[START OF SUPPLIED INFORMATION]
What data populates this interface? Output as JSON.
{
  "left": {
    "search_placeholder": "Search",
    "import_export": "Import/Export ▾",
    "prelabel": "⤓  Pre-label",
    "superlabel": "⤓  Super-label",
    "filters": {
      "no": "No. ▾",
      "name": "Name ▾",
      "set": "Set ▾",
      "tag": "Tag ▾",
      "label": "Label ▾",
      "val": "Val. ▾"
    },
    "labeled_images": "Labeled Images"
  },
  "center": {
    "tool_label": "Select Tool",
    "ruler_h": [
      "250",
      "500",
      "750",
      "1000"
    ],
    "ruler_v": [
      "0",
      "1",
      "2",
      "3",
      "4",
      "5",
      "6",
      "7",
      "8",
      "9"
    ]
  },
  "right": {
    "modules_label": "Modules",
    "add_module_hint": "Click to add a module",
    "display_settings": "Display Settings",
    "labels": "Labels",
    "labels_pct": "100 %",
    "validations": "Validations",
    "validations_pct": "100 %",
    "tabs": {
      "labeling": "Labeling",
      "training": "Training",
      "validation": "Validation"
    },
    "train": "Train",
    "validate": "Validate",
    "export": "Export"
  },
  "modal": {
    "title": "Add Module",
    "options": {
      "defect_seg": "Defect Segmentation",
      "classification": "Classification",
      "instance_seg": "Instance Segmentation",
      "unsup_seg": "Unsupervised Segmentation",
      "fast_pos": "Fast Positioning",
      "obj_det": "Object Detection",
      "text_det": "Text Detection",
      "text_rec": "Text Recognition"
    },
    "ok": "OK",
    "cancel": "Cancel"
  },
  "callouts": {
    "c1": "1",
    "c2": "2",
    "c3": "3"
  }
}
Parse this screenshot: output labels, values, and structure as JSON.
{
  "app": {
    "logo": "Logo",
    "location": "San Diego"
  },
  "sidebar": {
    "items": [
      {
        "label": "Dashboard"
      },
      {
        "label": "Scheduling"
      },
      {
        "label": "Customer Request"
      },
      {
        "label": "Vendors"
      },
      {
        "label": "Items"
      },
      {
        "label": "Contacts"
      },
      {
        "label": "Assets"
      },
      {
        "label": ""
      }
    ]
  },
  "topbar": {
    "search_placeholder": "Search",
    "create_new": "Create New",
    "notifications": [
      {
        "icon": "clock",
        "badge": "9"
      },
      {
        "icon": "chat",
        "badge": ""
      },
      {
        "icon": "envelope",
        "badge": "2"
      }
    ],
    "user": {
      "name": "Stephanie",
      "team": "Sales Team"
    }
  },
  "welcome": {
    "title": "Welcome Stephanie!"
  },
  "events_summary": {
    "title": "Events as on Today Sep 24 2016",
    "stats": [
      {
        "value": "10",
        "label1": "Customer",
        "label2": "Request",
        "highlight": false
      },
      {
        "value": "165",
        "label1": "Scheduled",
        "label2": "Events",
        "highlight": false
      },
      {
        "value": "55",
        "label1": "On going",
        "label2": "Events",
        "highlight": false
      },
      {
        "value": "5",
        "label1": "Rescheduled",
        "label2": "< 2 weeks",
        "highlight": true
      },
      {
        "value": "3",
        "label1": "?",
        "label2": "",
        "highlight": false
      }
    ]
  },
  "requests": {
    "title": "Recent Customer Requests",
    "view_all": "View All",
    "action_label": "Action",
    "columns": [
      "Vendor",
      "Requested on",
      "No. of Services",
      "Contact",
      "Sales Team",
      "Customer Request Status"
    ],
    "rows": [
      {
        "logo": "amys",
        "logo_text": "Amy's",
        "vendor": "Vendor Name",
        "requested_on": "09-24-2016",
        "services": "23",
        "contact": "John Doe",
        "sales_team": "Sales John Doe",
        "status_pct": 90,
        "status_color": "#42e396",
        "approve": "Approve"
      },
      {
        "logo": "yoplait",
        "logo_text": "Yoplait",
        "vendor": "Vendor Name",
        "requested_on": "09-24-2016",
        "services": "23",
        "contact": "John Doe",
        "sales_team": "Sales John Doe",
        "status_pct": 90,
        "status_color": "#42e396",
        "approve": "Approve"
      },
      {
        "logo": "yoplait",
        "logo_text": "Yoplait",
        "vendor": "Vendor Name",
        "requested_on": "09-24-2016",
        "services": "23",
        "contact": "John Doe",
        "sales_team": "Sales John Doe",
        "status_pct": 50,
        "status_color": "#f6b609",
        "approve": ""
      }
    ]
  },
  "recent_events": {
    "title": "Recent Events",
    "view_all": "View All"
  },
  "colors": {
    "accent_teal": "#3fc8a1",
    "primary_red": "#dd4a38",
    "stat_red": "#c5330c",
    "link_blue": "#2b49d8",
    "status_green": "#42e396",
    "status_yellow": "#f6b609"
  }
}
[END OF SUPPLIED INFORMATION]
- WHAT THE TASK ASKS -
Output the full listing without altering anything.

- ANSWER FOR THIS EXERCISE -
What data populates this interface? Output as JSON.
{
  "left": {
    "search_placeholder": "Search",
    "import_export": "Import/Export ▾",
    "prelabel": "⤓  Pre-label",
    "superlabel": "⤓  Super-label",
    "filters": {
      "no": "No. ▾",
      "name": "Name ▾",
      "set": "Set ▾",
      "tag": "Tag ▾",
      "label": "Label ▾",
      "val": "Val. ▾"
    },
    "labeled_images": "Labeled Images"
  },
  "center": {
    "tool_label": "Select Tool",
    "ruler_h": [
      "250",
      "500",
      "750",
      "1000"
    ],
    "ruler_v": [
      "0",
      "1",
      "2",
      "3",
      "4",
      "5",
      "6",
      "7",
      "8",
      "9"
    ]
  },
  "right": {
    "modules_label": "Modules",
    "add_module_hint": "Click to add a module",
    "display_settings": "Display Settings",
    "labels": "Labels",
    "labels_pct": "100 %",
    "validations": "Validations",
    "validations_pct": "100 %",
    "tabs": {
      "labeling": "Labeling",
      "training": "Training",
      "validation": "Validation"
    },
    "train": "Train",
    "validate": "Validate",
    "export": "Export"
  },
  "modal": {
    "title": "Add Module",
    "options": {
      "defect_seg": "Defect Segmentation",
      "classification": "Classification",
      "instance_seg": "Instance Segmentation",
      "unsup_seg": "Unsupervised Segmentation",
      "fast_pos": "Fast Positioning",
      "obj_det": "Object Detection",
      "text_det": "Text Detection",
      "text_rec": "Text Recognition"
    },
    "ok": "OK",
    "cancel": "Cancel"
  },
  "callouts": {
    "c1": "1",
    "c2": "2",
    "c3": "3"
  }
}
Parse this screenshot: output labels, values, and structure as JSON.
{
  "app": {
    "logo": "Logo",
    "location": "San Diego"
  },
  "sidebar": {
    "items": [
      {
        "label": "Dashboard"
      },
      {
        "label": "Scheduling"
      },
      {
        "label": "Customer Request"
      },
      {
        "label": "Vendors"
      },
      {
        "label": "Items"
      },
      {
        "label": "Contacts"
      },
      {
        "label": "Assets"
      },
      {
        "label": ""
      }
    ]
  },
  "topbar": {
    "search_placeholder": "Search",
    "create_new": "Create New",
    "notifications": [
      {
        "icon": "clock",
        "badge": "9"
      },
      {
        "icon": "chat",
        "badge": ""
      },
      {
        "icon": "envelope",
        "badge": "2"
      }
    ],
    "user": {
      "name": "Stephanie",
      "team": "Sales Team"
    }
  },
  "welcome": {
    "title": "Welcome Stephanie!"
  },
  "events_summary": {
    "title": "Events as on Today Sep 24 2016",
    "stats": [
      {
        "value": "10",
        "label1": "Customer",
        "label2": "Request",
        "highlight": false
      },
      {
        "value": "165",
        "label1": "Scheduled",
        "label2": "Events",
        "highlight": false
      },
      {
        "value": "55",
        "label1": "On going",
        "label2": "Events",
        "highlight": false
      },
      {
        "value": "5",
        "label1": "Rescheduled",
        "label2": "< 2 weeks",
        "highlight": true
      },
      {
        "value": "3",
        "label1": "?",
        "label2": "",
        "highlight": false
      }
    ]
  },
  "requests": {
    "title": "Recent Customer Requests",
    "view_all": "View All",
    "action_label": "Action",
    "columns": [
      "Vendor",
      "Requested on",
      "No. of Services",
      "Contact",
      "Sales Team",
      "Customer Request Status"
    ],
    "rows": [
      {
        "logo": "amys",
        "logo_text": "Amy's",
        "vendor": "Vendor Name",
        "requested_on": "09-24-2016",
        "services": "23",
        "contact": "John Doe",
        "sales_team": "Sales John Doe",
        "status_pct": 90,
        "status_color": "#42e396",
        "approve": "Approve"
      },
      {
        "logo": "yoplait",
        "logo_text": "Yoplait",
        "vendor": "Vendor Name",
        "requested_on": "09-24-2016",
        "services": "23",
        "contact": "John Doe",
        "sales_team": "Sales John Doe",
        "status_pct": 90,
        "status_color": "#42e396",
        "approve": "Approve"
      },
      {
        "logo": "yoplait",
        "logo_text": "Yoplait",
        "vendor": "Vendor Name",
        "requested_on": "09-24-2016",
        "services": "23",
        "contact": "John Doe",
        "sales_team": "Sales John Doe",
        "status_pct": 50,
        "status_color": "#f6b609",
        "approve": ""
      }
    ]
  },
  "recent_events": {
    "title": "Recent Events",
    "view_all": "View All"
  },
  "colors": {
    "accent_teal": "#3fc8a1",
    "primary_red": "#dd4a38",
    "stat_red": "#c5330c",
    "link_blue": "#2b49d8",
    "status_green": "#42e396",
    "status_yellow": "#f6b609"
  }
}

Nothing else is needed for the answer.